- **What you will do**: Type out the data exactly as given. Skip any image.

________________________________________

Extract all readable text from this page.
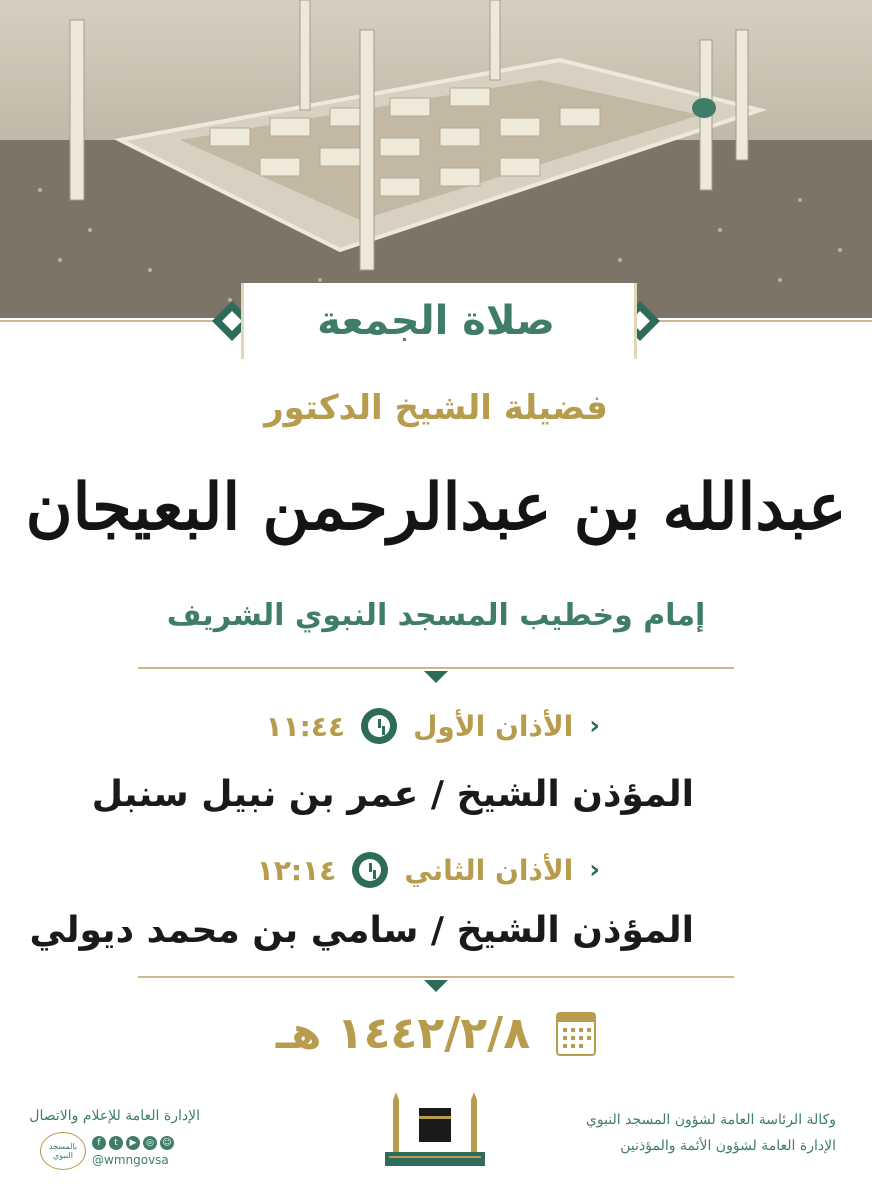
صلاة الجمعة
فضيلة الشيخ الدكتور
عبدالله بن عبدالرحمن البعيجان
إمام وخطيب المسجد النبوي الشريف
‹
الأذان الأول
١١:٤٤
المؤذن الشيخ / عمر بن نبيل سنبل
‹
الأذان الثاني
١٢:١٤
المؤذن الشيخ / سامي بن محمد ديولي
١٤٤٢/٢/٨ هـ
الإدارة العامة للإعلام والاتصال
بالمسجد النبوي
f	t	▶	◎ ☺
@wmngovsa
وكالة الرئاسة العامة لشؤون المسجد النبوي
الإدارة العامة لشؤون الأئمة والمؤذنين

________________________________________

- **Solved problem**:
Extract all readable text from this page.
صلاة الجمعة
فضيلة الشيخ الدكتور
عبدالله بن عبدالرحمن البعيجان
إمام وخطيب المسجد النبوي الشريف
‹
الأذان الأول
١١:٤٤
المؤذن الشيخ / عمر بن نبيل سنبل
‹
الأذان الثاني
١٢:١٤
المؤذن الشيخ / سامي بن محمد ديولي
١٤٤٢/٢/٨ هـ
الإدارة العامة للإعلام والاتصال
بالمسجد النبوي
f	t	▶	◎ ☺
@wmngovsa
وكالة الرئاسة العامة لشؤون المسجد النبوي
الإدارة العامة لشؤون الأئمة والمؤذنين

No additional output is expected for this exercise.